- What the exercise asks -
Omit all images, then return the remaining material exactly as it stands.

- Provided data -
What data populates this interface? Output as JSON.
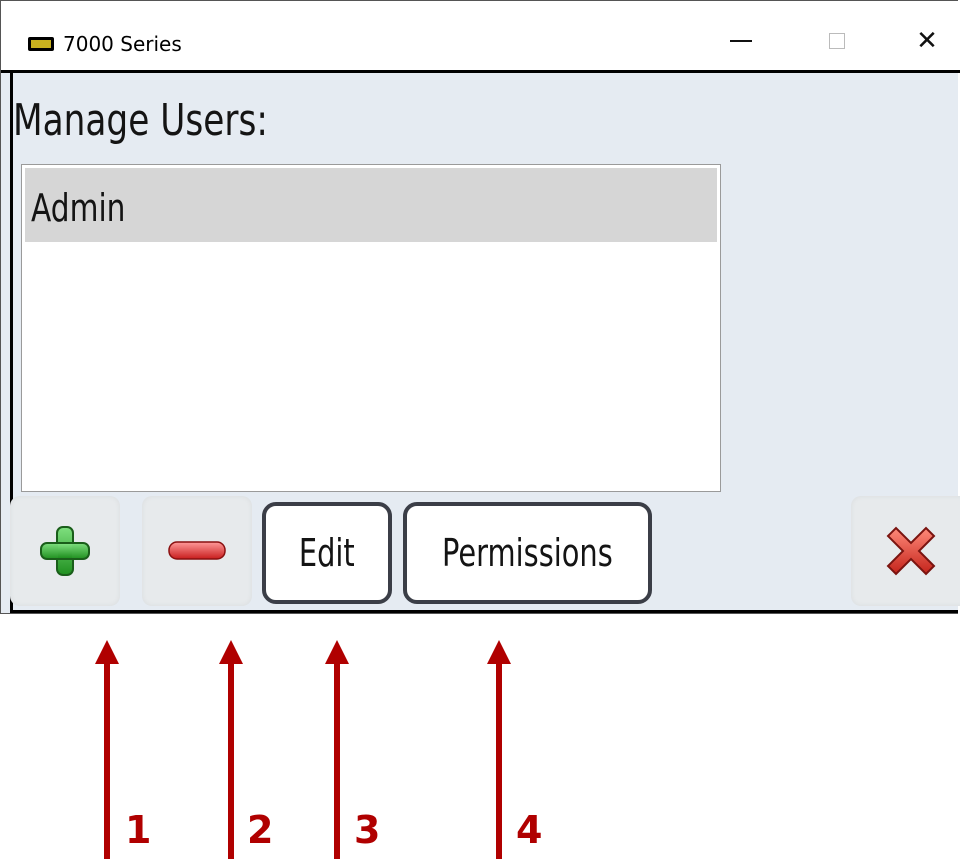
{
  "window": {
    "title": "7000 Series"
  },
  "main": {
    "heading": "Manage Users:",
    "users": [
      "Admin"
    ]
  },
  "toolbar": {
    "add_icon": "plus-icon",
    "remove_icon": "minus-icon",
    "edit_label": "Edit",
    "permissions_label": "Permissions",
    "close_icon": "red-x-icon"
  },
  "annotations": {
    "labels": [
      "1",
      "2",
      "3",
      "4"
    ],
    "color": "#b00000"
  },
  "colors": {
    "background": "#e5ebf2",
    "selected_row": "#d6d6d6",
    "add_green": "#2ca72c",
    "remove_red": "#e23a3a",
    "close_red": "#e0382f"
  }
}
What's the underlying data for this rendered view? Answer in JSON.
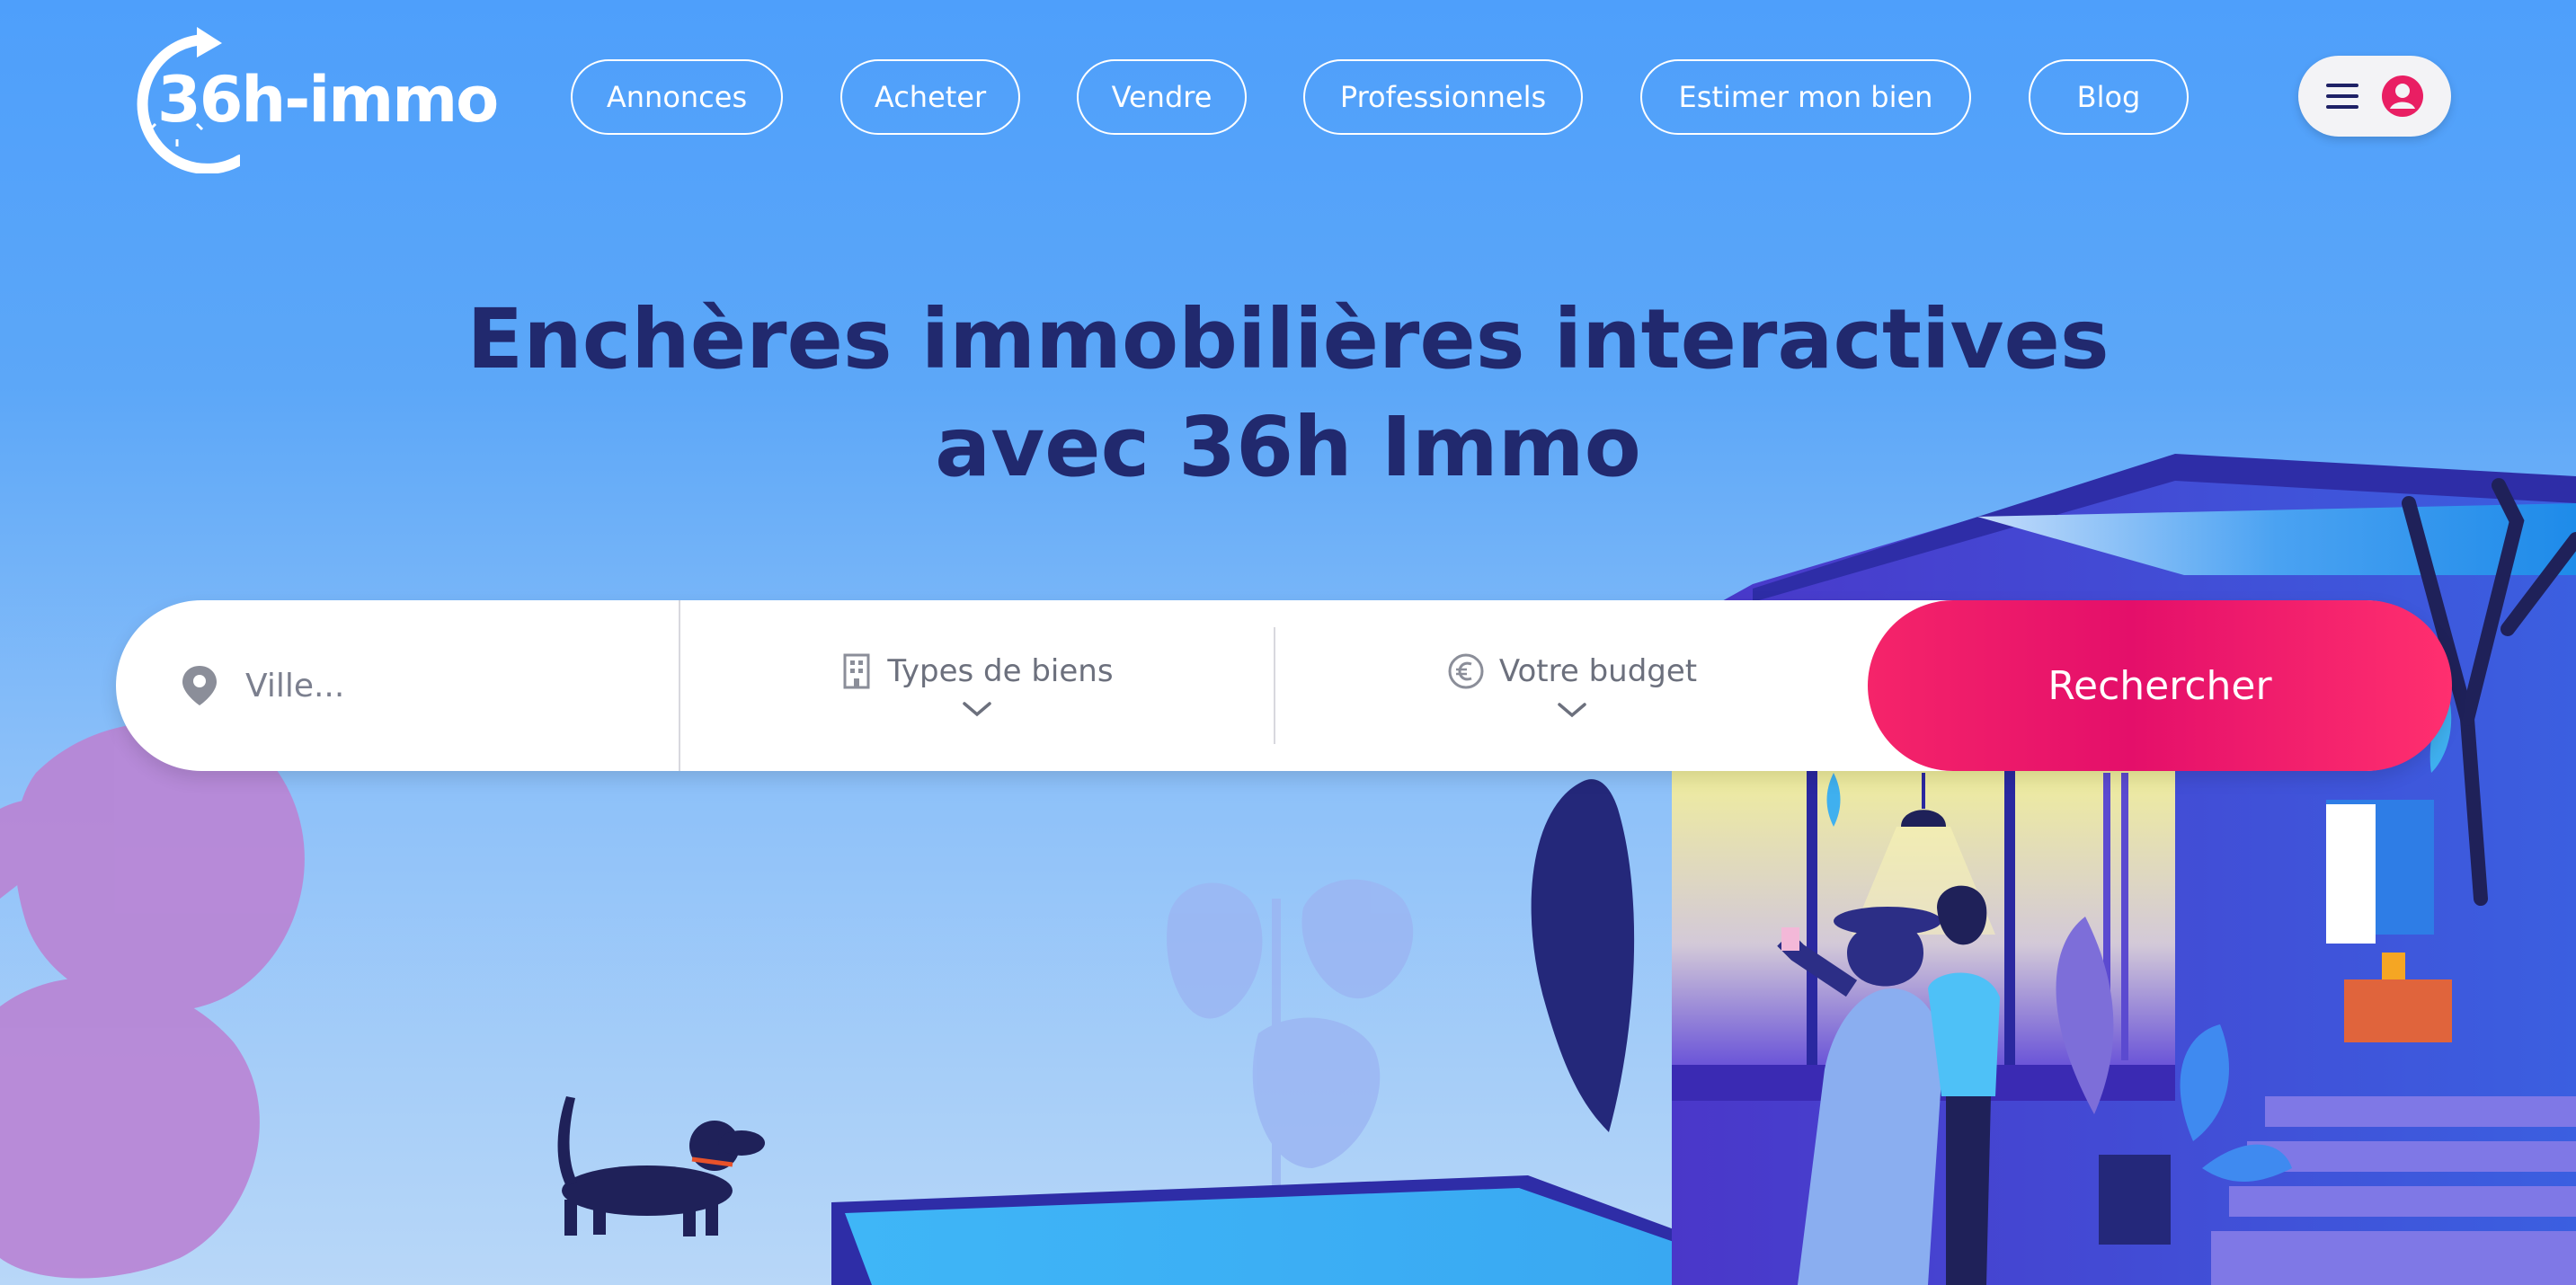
{
  "logo": {
    "text": "36h-immo"
  },
  "nav": {
    "items": [
      {
        "label": "Annonces"
      },
      {
        "label": "Acheter"
      },
      {
        "label": "Vendre"
      },
      {
        "label": "Professionnels"
      },
      {
        "label": "Estimer mon bien"
      },
      {
        "label": "Blog"
      }
    ],
    "menu_icon": "hamburger-icon",
    "account_icon": "user-circle-icon"
  },
  "hero": {
    "title_line1": "Enchères immobilières interactives",
    "title_line2": "avec 36h Immo"
  },
  "search": {
    "city_placeholder": "Ville...",
    "city_icon": "map-pin-icon",
    "property_type_label": "Types de biens",
    "property_type_icon": "building-icon",
    "budget_label": "Votre budget",
    "budget_icon": "euro-icon",
    "submit_label": "Rechercher"
  },
  "colors": {
    "background": "#4e9ffb",
    "title": "#21296e",
    "accent": "#f5246a",
    "account_icon": "#e91e63"
  }
}
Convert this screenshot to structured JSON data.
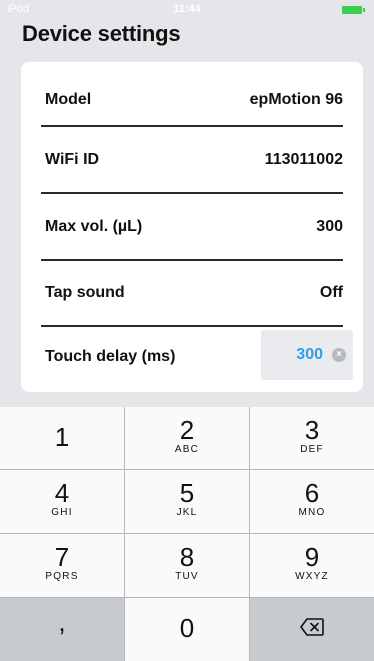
{
  "status_bar": {
    "carrier": "iPod",
    "time": "11:44",
    "battery_color": "#3ccf4e"
  },
  "title": "Device settings",
  "settings": {
    "model": {
      "label": "Model",
      "value": "epMotion 96"
    },
    "wifi": {
      "label": "WiFi ID",
      "value": "113011002"
    },
    "max_vol": {
      "label": "Max vol. (µL)",
      "value": "300"
    },
    "tap_sound": {
      "label": "Tap sound",
      "value": "Off"
    },
    "touch_delay": {
      "label": "Touch delay (ms)",
      "value": "300",
      "value_color": "#2e9ee8"
    }
  },
  "keypad": {
    "k1": {
      "digit": "1"
    },
    "k2": {
      "digit": "2",
      "letters": "ABC"
    },
    "k3": {
      "digit": "3",
      "letters": "DEF"
    },
    "k4": {
      "digit": "4",
      "letters": "GHI"
    },
    "k5": {
      "digit": "5",
      "letters": "JKL"
    },
    "k6": {
      "digit": "6",
      "letters": "MNO"
    },
    "k7": {
      "digit": "7",
      "letters": "PQRS"
    },
    "k8": {
      "digit": "8",
      "letters": "TUV"
    },
    "k9": {
      "digit": "9",
      "letters": "WXYZ"
    },
    "comma": ",",
    "k0": {
      "digit": "0"
    },
    "backspace_icon": "backspace-icon"
  }
}
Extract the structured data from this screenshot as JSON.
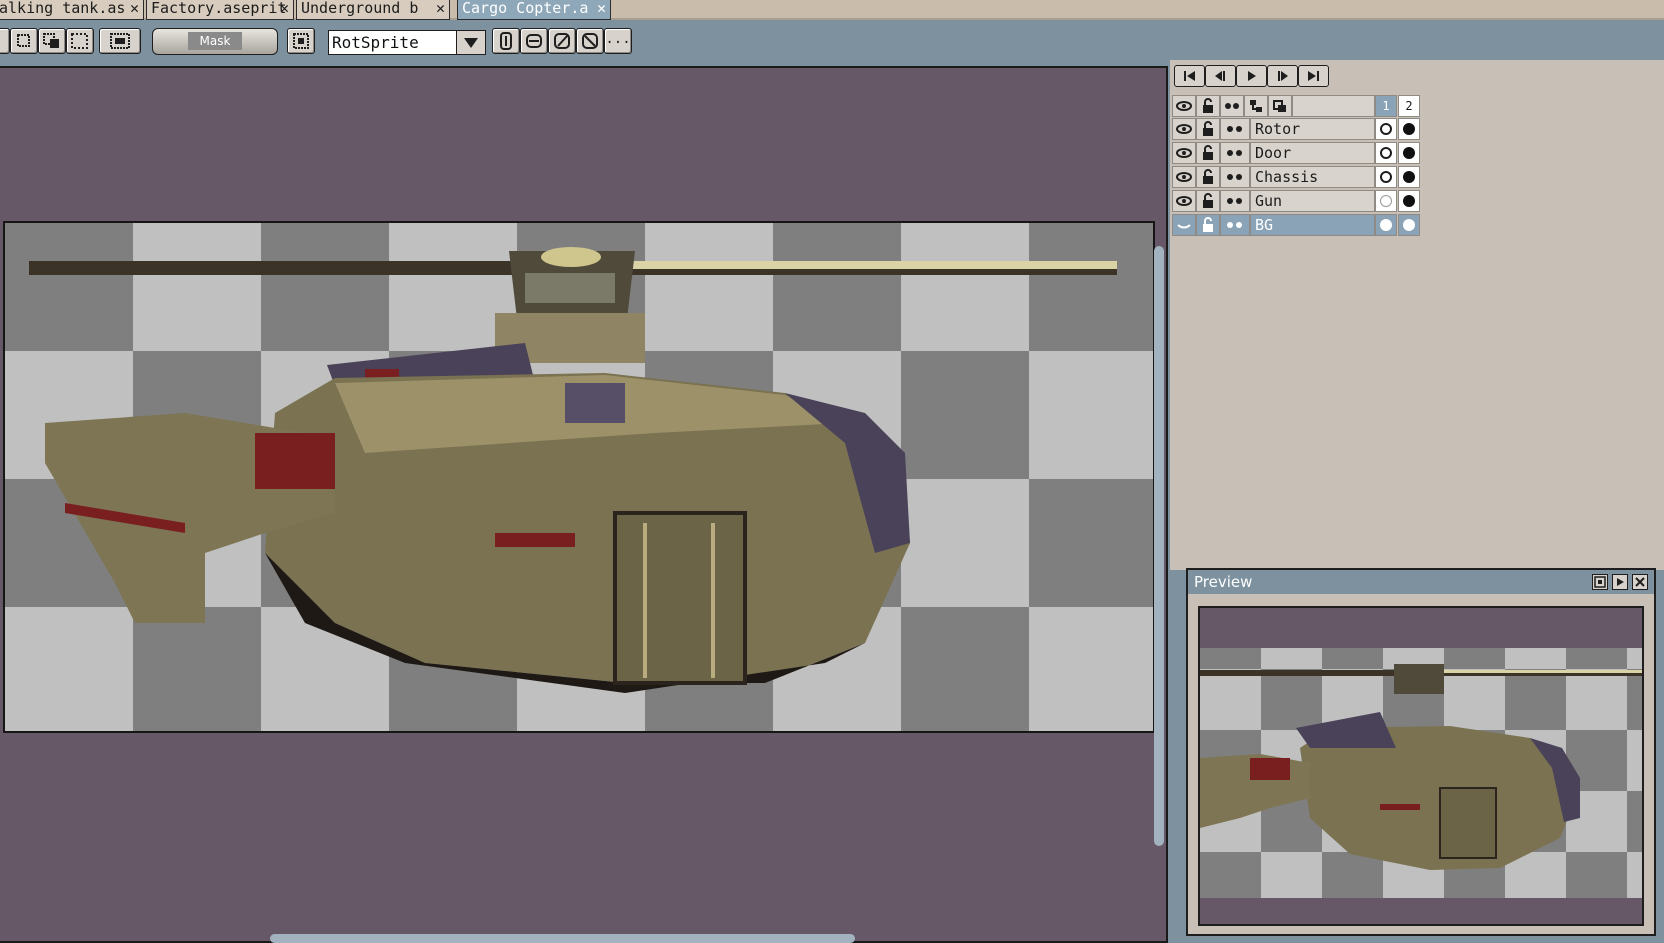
{
  "tabs": [
    {
      "label": "alking tank.as"
    },
    {
      "label": "Factory.aseprit"
    },
    {
      "label": "Underground b"
    },
    {
      "label": "Cargo Copter.a"
    }
  ],
  "close_glyph": "✕",
  "toolbar": {
    "mask_label": "Mask",
    "rotation_algorithm": "RotSprite",
    "more_label": "..."
  },
  "playback": [
    "first-frame-icon",
    "previous-frame-icon",
    "play-icon",
    "next-frame-icon",
    "last-frame-icon"
  ],
  "frames": [
    "1",
    "2"
  ],
  "layers": [
    {
      "name": "Rotor",
      "cels": [
        "filled-white",
        "filled-black"
      ]
    },
    {
      "name": "Door",
      "cels": [
        "filled-white",
        "filled-black"
      ]
    },
    {
      "name": "Chassis",
      "cels": [
        "filled-white",
        "filled-black"
      ]
    },
    {
      "name": "Gun",
      "cels": [
        "empty",
        "filled-black"
      ]
    },
    {
      "name": "BG",
      "cels": [
        "filled-white",
        "filled-white"
      ],
      "selected": true,
      "hidden": true
    }
  ],
  "preview": {
    "title": "Preview"
  },
  "colors": {
    "chrome": "#7d919e",
    "canvas_bg": "#675867",
    "checker_light": "#c0c0c0",
    "checker_dark": "#7f7f7f",
    "selection": "#8aa3b6"
  }
}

- Correct output -
What data populates this interface? Output as JSON.
{
  "window": {
    "title": "7000 Series"
  },
  "main": {
    "heading": "Manage Users:",
    "users": [
      "Admin"
    ]
  },
  "toolbar": {
    "add_icon": "plus-icon",
    "remove_icon": "minus-icon",
    "edit_label": "Edit",
    "permissions_label": "Permissions",
    "close_icon": "red-x-icon"
  },
  "annotations": {
    "labels": [
      "1",
      "2",
      "3",
      "4"
    ],
    "color": "#b00000"
  },
  "colors": {
    "background": "#e5ebf2",
    "selected_row": "#d6d6d6",
    "add_green": "#2ca72c",
    "remove_red": "#e23a3a",
    "close_red": "#e0382f"
  }
}
What's the underlying data for this rendered view? Answer in JSON.
{
  "logo": {
    "text": "36h-immo"
  },
  "nav": {
    "items": [
      {
        "label": "Annonces"
      },
      {
        "label": "Acheter"
      },
      {
        "label": "Vendre"
      },
      {
        "label": "Professionnels"
      },
      {
        "label": "Estimer mon bien"
      },
      {
        "label": "Blog"
      }
    ],
    "menu_icon": "hamburger-icon",
    "account_icon": "user-circle-icon"
  },
  "hero": {
    "title_line1": "Enchères immobilières interactives",
    "title_line2": "avec 36h Immo"
  },
  "search": {
    "city_placeholder": "Ville...",
    "city_icon": "map-pin-icon",
    "property_type_label": "Types de biens",
    "property_type_icon": "building-icon",
    "budget_label": "Votre budget",
    "budget_icon": "euro-icon",
    "submit_label": "Rechercher"
  },
  "colors": {
    "background": "#4e9ffb",
    "title": "#21296e",
    "accent": "#f5246a",
    "account_icon": "#e91e63"
  }
}
Convert this screenshot to structured JSON data.
{
  "status_bar": {
    "carrier": "iPod",
    "time": "11:44",
    "battery_color": "#3ccf4e"
  },
  "title": "Device settings",
  "settings": {
    "model": {
      "label": "Model",
      "value": "epMotion 96"
    },
    "wifi": {
      "label": "WiFi ID",
      "value": "113011002"
    },
    "max_vol": {
      "label": "Max vol. (µL)",
      "value": "300"
    },
    "tap_sound": {
      "label": "Tap sound",
      "value": "Off"
    },
    "touch_delay": {
      "label": "Touch delay (ms)",
      "value": "300",
      "value_color": "#2e9ee8"
    }
  },
  "keypad": {
    "k1": {
      "digit": "1"
    },
    "k2": {
      "digit": "2",
      "letters": "ABC"
    },
    "k3": {
      "digit": "3",
      "letters": "DEF"
    },
    "k4": {
      "digit": "4",
      "letters": "GHI"
    },
    "k5": {
      "digit": "5",
      "letters": "JKL"
    },
    "k6": {
      "digit": "6",
      "letters": "MNO"
    },
    "k7": {
      "digit": "7",
      "letters": "PQRS"
    },
    "k8": {
      "digit": "8",
      "letters": "TUV"
    },
    "k9": {
      "digit": "9",
      "letters": "WXYZ"
    },
    "comma": ",",
    "k0": {
      "digit": "0"
    },
    "backspace_icon": "backspace-icon"
  }
}
Extract the structured data from this screenshot as JSON.
{
  "tabs": [
    {
      "label": "alking tank.as"
    },
    {
      "label": "Factory.aseprit"
    },
    {
      "label": "Underground b"
    },
    {
      "label": "Cargo Copter.a"
    }
  ],
  "close_glyph": "✕",
  "toolbar": {
    "mask_label": "Mask",
    "rotation_algorithm": "RotSprite",
    "more_label": "..."
  },
  "playback": [
    "first-frame-icon",
    "previous-frame-icon",
    "play-icon",
    "next-frame-icon",
    "last-frame-icon"
  ],
  "frames": [
    "1",
    "2"
  ],
  "layers": [
    {
      "name": "Rotor",
      "cels": [
        "filled-white",
        "filled-black"
      ]
    },
    {
      "name": "Door",
      "cels": [
        "filled-white",
        "filled-black"
      ]
    },
    {
      "name": "Chassis",
      "cels": [
        "filled-white",
        "filled-black"
      ]
    },
    {
      "name": "Gun",
      "cels": [
        "empty",
        "filled-black"
      ]
    },
    {
      "name": "BG",
      "cels": [
        "filled-white",
        "filled-white"
      ],
      "selected": true,
      "hidden": true
    }
  ],
  "preview": {
    "title": "Preview"
  },
  "colors": {
    "chrome": "#7d919e",
    "canvas_bg": "#675867",
    "checker_light": "#c0c0c0",
    "checker_dark": "#7f7f7f",
    "selection": "#8aa3b6"
  }
}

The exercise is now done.